**What is expected**: Reproduce every entry that follows word for word, but omit the images.

____ Exercise materials

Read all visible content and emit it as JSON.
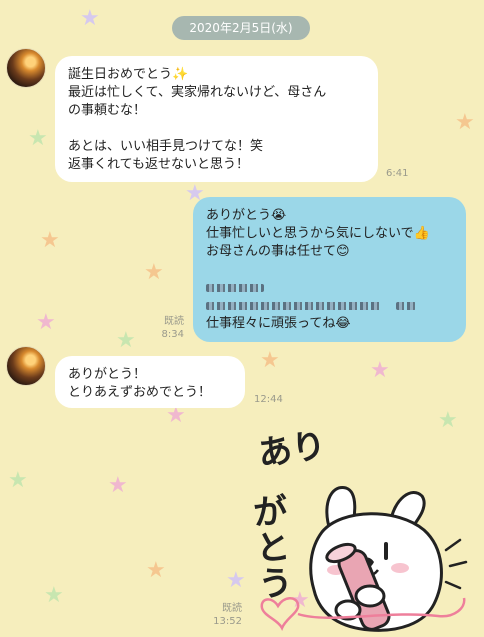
{
  "date_separator": "2020年2月5日(水)",
  "messages": [
    {
      "direction": "incoming",
      "lines": [
        "誕生日おめでとう✨",
        "最近は忙しくて、実家帰れないけど、母さん",
        "の事頼むな！",
        "",
        "あとは、いい相手見つけてな！笑",
        "返事くれても返せないと思う！"
      ],
      "time": "6:41"
    },
    {
      "direction": "outgoing",
      "lines": [
        "ありがとう😭",
        "仕事忙しいと思うから気にしないで👍",
        "お母さんの事は任せて😊",
        "",
        "",
        "",
        "仕事程々に頑張ってね😂"
      ],
      "read_label": "既読",
      "time": "8:34"
    },
    {
      "direction": "incoming",
      "lines": [
        "ありがとう！",
        "とりあえずおめでとう！"
      ],
      "time": "12:44"
    }
  ],
  "sticker": {
    "text_line1": "あり",
    "text_line2": "がとう",
    "read_label": "既読",
    "time": "13:52"
  },
  "colors": {
    "background": "#f6eebd",
    "incoming_bubble": "#ffffff",
    "outgoing_bubble": "#9bd7e8",
    "date_pill": "#a7b7b0"
  }
}
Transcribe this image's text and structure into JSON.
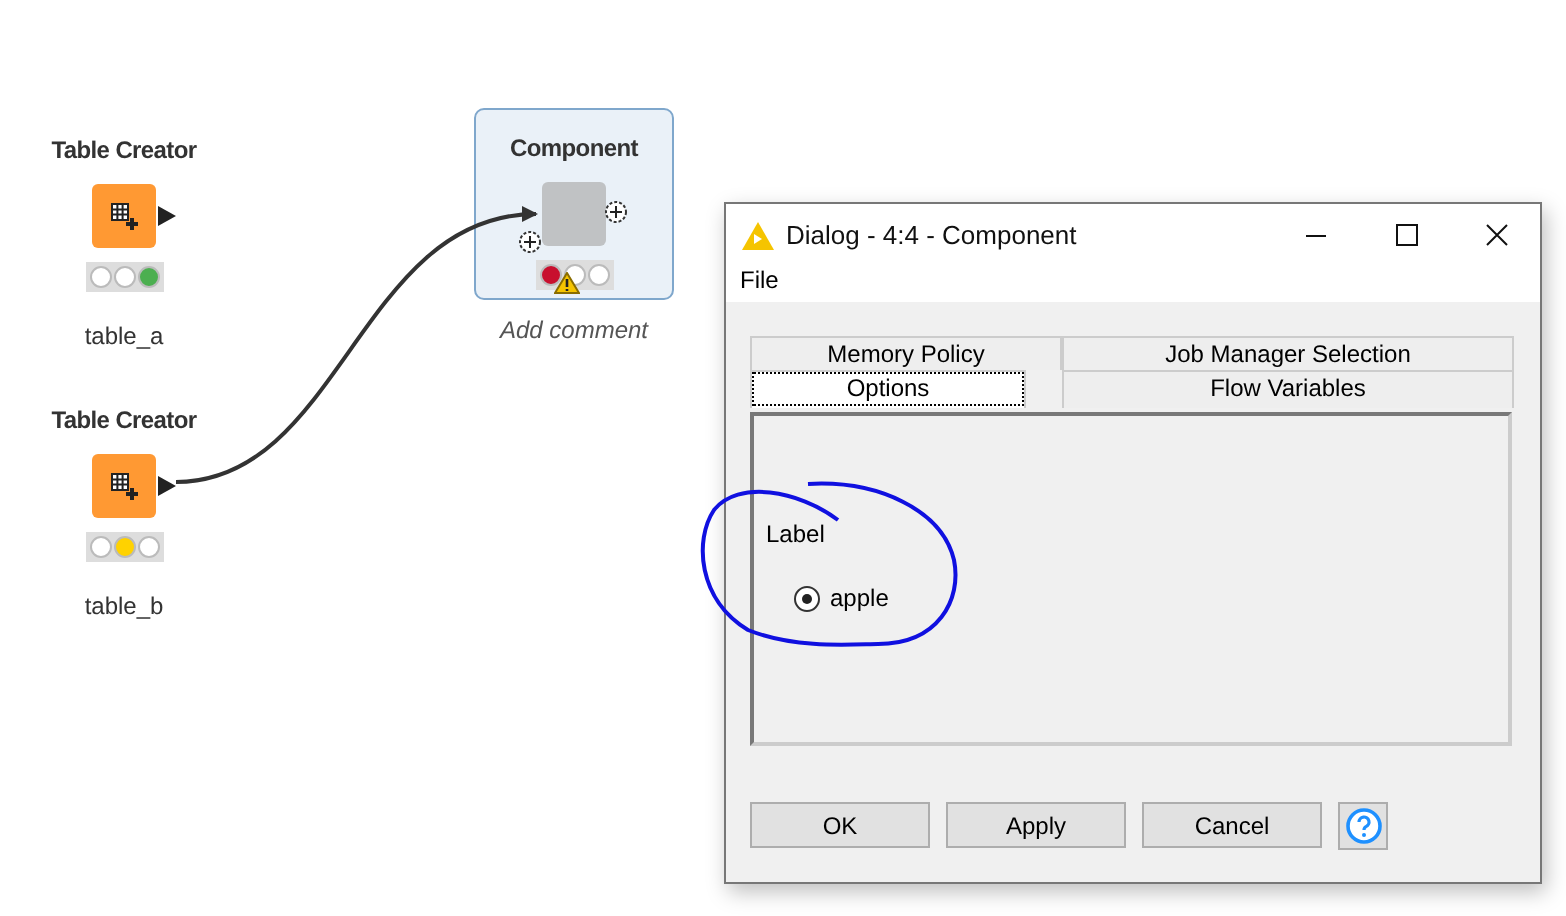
{
  "canvas": {
    "nodes": [
      {
        "kind": "source",
        "title": "Table Creator",
        "lights": [
          {
            "color": "#ffffff"
          },
          {
            "color": "#ffffff"
          },
          {
            "color": "#4caf50"
          }
        ],
        "label": "table_a"
      },
      {
        "kind": "source",
        "title": "Table Creator",
        "lights": [
          {
            "color": "#ffffff"
          },
          {
            "color": "#ffd200"
          },
          {
            "color": "#ffffff"
          }
        ],
        "label": "table_b"
      },
      {
        "kind": "component",
        "title": "Component",
        "lights": [
          {
            "color": "#c8102e"
          },
          {
            "color": "#ffffff"
          },
          {
            "color": "#ffffff"
          }
        ],
        "label": "Add comment",
        "warning": true
      }
    ]
  },
  "dialog": {
    "title": "Dialog - 4:4 - Component",
    "menu": [
      "File"
    ],
    "tabs": [
      [
        {
          "label": "Memory Policy",
          "selected": false
        },
        {
          "label": "Job Manager Selection",
          "selected": false
        }
      ],
      [
        {
          "label": "Options",
          "selected": true
        },
        {
          "label": "Flow Variables",
          "selected": false
        }
      ]
    ],
    "field_label": "Label",
    "options": [
      {
        "label": "apple",
        "selected": true
      }
    ],
    "buttons": [
      "OK",
      "Apply",
      "Cancel"
    ]
  }
}
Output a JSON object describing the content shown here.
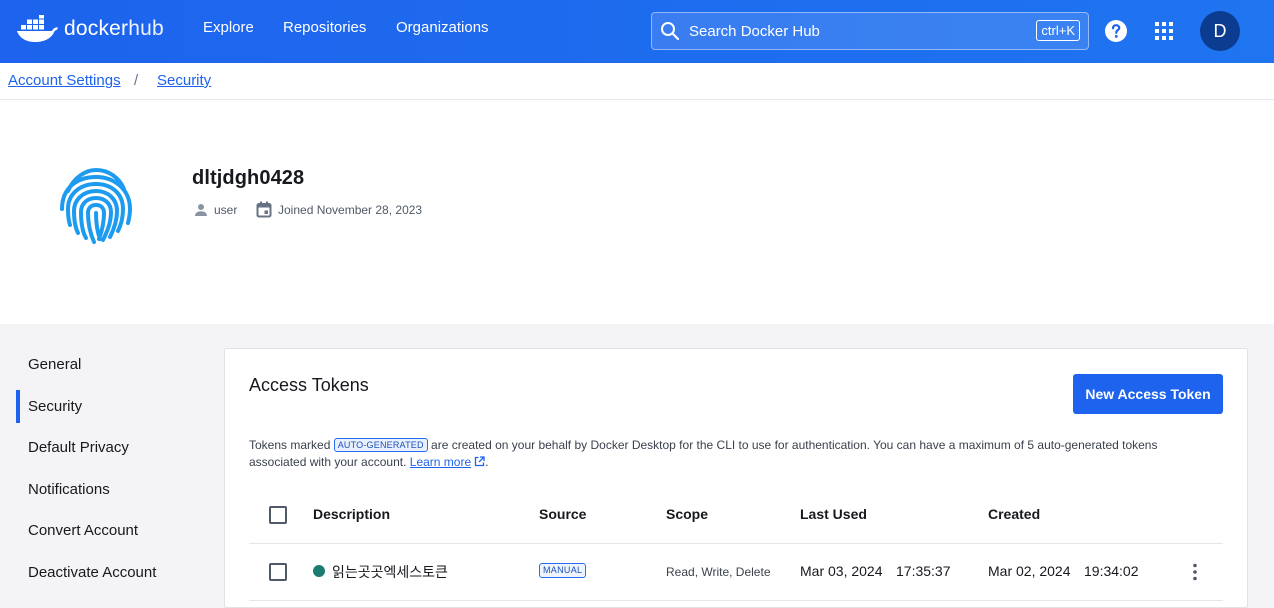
{
  "header": {
    "logo_text_docker": "docker",
    "logo_text_hub": "hub",
    "nav": [
      "Explore",
      "Repositories",
      "Organizations"
    ],
    "search_placeholder": "Search Docker Hub",
    "search_shortcut": "ctrl+K",
    "avatar_initial": "D"
  },
  "breadcrumb": {
    "items": [
      "Account Settings",
      "Security"
    ],
    "separator": "/"
  },
  "profile": {
    "username": "dltjdgh0428",
    "role": "user",
    "joined": "Joined November 28, 2023"
  },
  "sidebar": {
    "items": [
      "General",
      "Security",
      "Default Privacy",
      "Notifications",
      "Convert Account",
      "Deactivate Account"
    ],
    "active": "Security"
  },
  "access_tokens": {
    "title": "Access Tokens",
    "new_button": "New Access Token",
    "info_prefix": "Tokens marked",
    "info_badge": "AUTO-GENERATED",
    "info_middle": "are created on your behalf by Docker Desktop for the CLI to use for authentication. You can have a maximum of 5 auto-generated tokens associated with your account.",
    "learn_more": "Learn more",
    "info_suffix": ".",
    "columns": [
      "Description",
      "Source",
      "Scope",
      "Last Used",
      "Created"
    ],
    "rows": [
      {
        "description": "읽는곳곳엑세스토큰",
        "source": "MANUAL",
        "scope": "Read, Write, Delete",
        "last_used_date": "Mar 03, 2024",
        "last_used_time": "17:35:37",
        "created_date": "Mar 02, 2024",
        "created_time": "19:34:02"
      }
    ]
  },
  "colors": {
    "brand_blue": "#1d63ed",
    "avatar_bg": "#0c3c8f",
    "fingerprint": "#1d9bf0",
    "active_dot": "#1c7b70"
  }
}
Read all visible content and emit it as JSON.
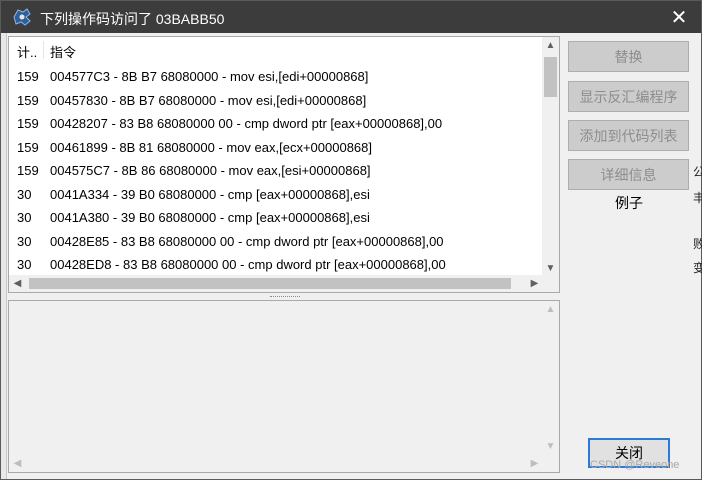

________

**Task solution**:
Read all visible content and emit it as JSON.
{
  "date_separator": "2020年2月5日(水)",
  "messages": [
    {
      "direction": "incoming",
      "lines": [
        "誕生日おめでとう✨",
        "最近は忙しくて、実家帰れないけど、母さん",
        "の事頼むな！",
        "",
        "あとは、いい相手見つけてな！笑",
        "返事くれても返せないと思う！"
      ],
      "time": "6:41"
    },
    {
      "direction": "outgoing",
      "lines": [
        "ありがとう😭",
        "仕事忙しいと思うから気にしないで👍",
        "お母さんの事は任せて😊",
        "",
        "",
        "",
        "仕事程々に頑張ってね😂"
      ],
      "read_label": "既読",
      "time": "8:34"
    },
    {
      "direction": "incoming",
      "lines": [
        "ありがとう！",
        "とりあえずおめでとう！"
      ],
      "time": "12:44"
    }
  ],
  "sticker": {
    "text_line1": "あり",
    "text_line2": "がとう",
    "read_label": "既読",
    "time": "13:52"
  },
  "colors": {
    "background": "#f6eebd",
    "incoming_bubble": "#ffffff",
    "outgoing_bubble": "#9bd7e8",
    "date_pill": "#a7b7b0"
  }
}
Transcribe this image's text and structure into JSON.
{
  "canvas": {
    "nodes": [
      {
        "kind": "source",
        "title": "Table Creator",
        "lights": [
          {
            "color": "#ffffff"
          },
          {
            "color": "#ffffff"
          },
          {
            "color": "#4caf50"
          }
        ],
        "label": "table_a"
      },
      {
        "kind": "source",
        "title": "Table Creator",
        "lights": [
          {
            "color": "#ffffff"
          },
          {
            "color": "#ffd200"
          },
          {
            "color": "#ffffff"
          }
        ],
        "label": "table_b"
      },
      {
        "kind": "component",
        "title": "Component",
        "lights": [
          {
            "color": "#c8102e"
          },
          {
            "color": "#ffffff"
          },
          {
            "color": "#ffffff"
          }
        ],
        "label": "Add comment",
        "warning": true
      }
    ]
  },
  "dialog": {
    "title": "Dialog - 4:4 - Component",
    "menu": [
      "File"
    ],
    "tabs": [
      [
        {
          "label": "Memory Policy",
          "selected": false
        },
        {
          "label": "Job Manager Selection",
          "selected": false
        }
      ],
      [
        {
          "label": "Options",
          "selected": true
        },
        {
          "label": "Flow Variables",
          "selected": false
        }
      ]
    ],
    "field_label": "Label",
    "options": [
      {
        "label": "apple",
        "selected": true
      }
    ],
    "buttons": [
      "OK",
      "Apply",
      "Cancel"
    ]
  }
}
Output a JSON object describing the content shown here.
{
  "header": {
    "logo_text_docker": "docker",
    "logo_text_hub": "hub",
    "nav": [
      "Explore",
      "Repositories",
      "Organizations"
    ],
    "search_placeholder": "Search Docker Hub",
    "search_shortcut": "ctrl+K",
    "avatar_initial": "D"
  },
  "breadcrumb": {
    "items": [
      "Account Settings",
      "Security"
    ],
    "separator": "/"
  },
  "profile": {
    "username": "dltjdgh0428",
    "role": "user",
    "joined": "Joined November 28, 2023"
  },
  "sidebar": {
    "items": [
      "General",
      "Security",
      "Default Privacy",
      "Notifications",
      "Convert Account",
      "Deactivate Account"
    ],
    "active": "Security"
  },
  "access_tokens": {
    "title": "Access Tokens",
    "new_button": "New Access Token",
    "info_prefix": "Tokens marked",
    "info_badge": "AUTO-GENERATED",
    "info_middle": "are created on your behalf by Docker Desktop for the CLI to use for authentication. You can have a maximum of 5 auto-generated tokens associated with your account.",
    "learn_more": "Learn more",
    "info_suffix": ".",
    "columns": [
      "Description",
      "Source",
      "Scope",
      "Last Used",
      "Created"
    ],
    "rows": [
      {
        "description": "읽는곳곳엑세스토큰",
        "source": "MANUAL",
        "scope": "Read, Write, Delete",
        "last_used_date": "Mar 03, 2024",
        "last_used_time": "17:35:37",
        "created_date": "Mar 02, 2024",
        "created_time": "19:34:02"
      }
    ]
  },
  "colors": {
    "brand_blue": "#1d63ed",
    "avatar_bg": "#0c3c8f",
    "fingerprint": "#1d9bf0",
    "active_dot": "#1c7b70"
  }
}
Read all visible content and emit it as JSON.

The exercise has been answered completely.